:: Data lines ::

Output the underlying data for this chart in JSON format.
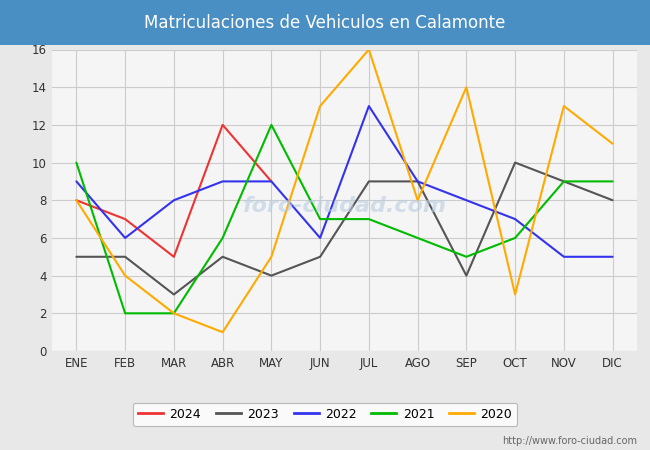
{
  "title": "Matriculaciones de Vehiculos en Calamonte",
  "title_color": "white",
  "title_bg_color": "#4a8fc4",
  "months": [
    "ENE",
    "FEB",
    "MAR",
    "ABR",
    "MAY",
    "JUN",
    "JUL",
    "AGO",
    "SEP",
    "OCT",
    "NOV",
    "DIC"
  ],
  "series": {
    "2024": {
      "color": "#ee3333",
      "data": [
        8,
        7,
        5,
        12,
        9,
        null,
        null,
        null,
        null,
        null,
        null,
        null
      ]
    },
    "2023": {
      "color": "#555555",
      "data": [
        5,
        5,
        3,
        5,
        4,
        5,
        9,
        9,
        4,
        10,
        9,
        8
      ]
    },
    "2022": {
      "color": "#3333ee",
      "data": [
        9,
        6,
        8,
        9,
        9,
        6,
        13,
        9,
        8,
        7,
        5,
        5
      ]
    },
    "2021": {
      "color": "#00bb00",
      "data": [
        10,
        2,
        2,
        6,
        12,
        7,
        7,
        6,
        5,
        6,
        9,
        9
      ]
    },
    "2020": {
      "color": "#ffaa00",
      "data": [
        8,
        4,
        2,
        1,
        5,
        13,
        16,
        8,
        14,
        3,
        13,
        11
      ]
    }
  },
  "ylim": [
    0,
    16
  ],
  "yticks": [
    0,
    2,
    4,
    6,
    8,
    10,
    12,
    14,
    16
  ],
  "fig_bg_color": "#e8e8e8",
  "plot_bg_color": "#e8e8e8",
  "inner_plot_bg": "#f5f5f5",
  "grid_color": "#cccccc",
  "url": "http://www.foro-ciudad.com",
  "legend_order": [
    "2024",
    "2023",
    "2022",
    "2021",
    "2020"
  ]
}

:: Exercise objective ::
The entries above should be reproduced exactly, without their pictures.

:: Finished exercise ::
Output the underlying data for this chart in JSON format.
{
  "title": "Matriculaciones de Vehiculos en Calamonte",
  "title_color": "white",
  "title_bg_color": "#4a8fc4",
  "months": [
    "ENE",
    "FEB",
    "MAR",
    "ABR",
    "MAY",
    "JUN",
    "JUL",
    "AGO",
    "SEP",
    "OCT",
    "NOV",
    "DIC"
  ],
  "series": {
    "2024": {
      "color": "#ee3333",
      "data": [
        8,
        7,
        5,
        12,
        9,
        null,
        null,
        null,
        null,
        null,
        null,
        null
      ]
    },
    "2023": {
      "color": "#555555",
      "data": [
        5,
        5,
        3,
        5,
        4,
        5,
        9,
        9,
        4,
        10,
        9,
        8
      ]
    },
    "2022": {
      "color": "#3333ee",
      "data": [
        9,
        6,
        8,
        9,
        9,
        6,
        13,
        9,
        8,
        7,
        5,
        5
      ]
    },
    "2021": {
      "color": "#00bb00",
      "data": [
        10,
        2,
        2,
        6,
        12,
        7,
        7,
        6,
        5,
        6,
        9,
        9
      ]
    },
    "2020": {
      "color": "#ffaa00",
      "data": [
        8,
        4,
        2,
        1,
        5,
        13,
        16,
        8,
        14,
        3,
        13,
        11
      ]
    }
  },
  "ylim": [
    0,
    16
  ],
  "yticks": [
    0,
    2,
    4,
    6,
    8,
    10,
    12,
    14,
    16
  ],
  "fig_bg_color": "#e8e8e8",
  "plot_bg_color": "#e8e8e8",
  "inner_plot_bg": "#f5f5f5",
  "grid_color": "#cccccc",
  "url": "http://www.foro-ciudad.com",
  "legend_order": [
    "2024",
    "2023",
    "2022",
    "2021",
    "2020"
  ]
}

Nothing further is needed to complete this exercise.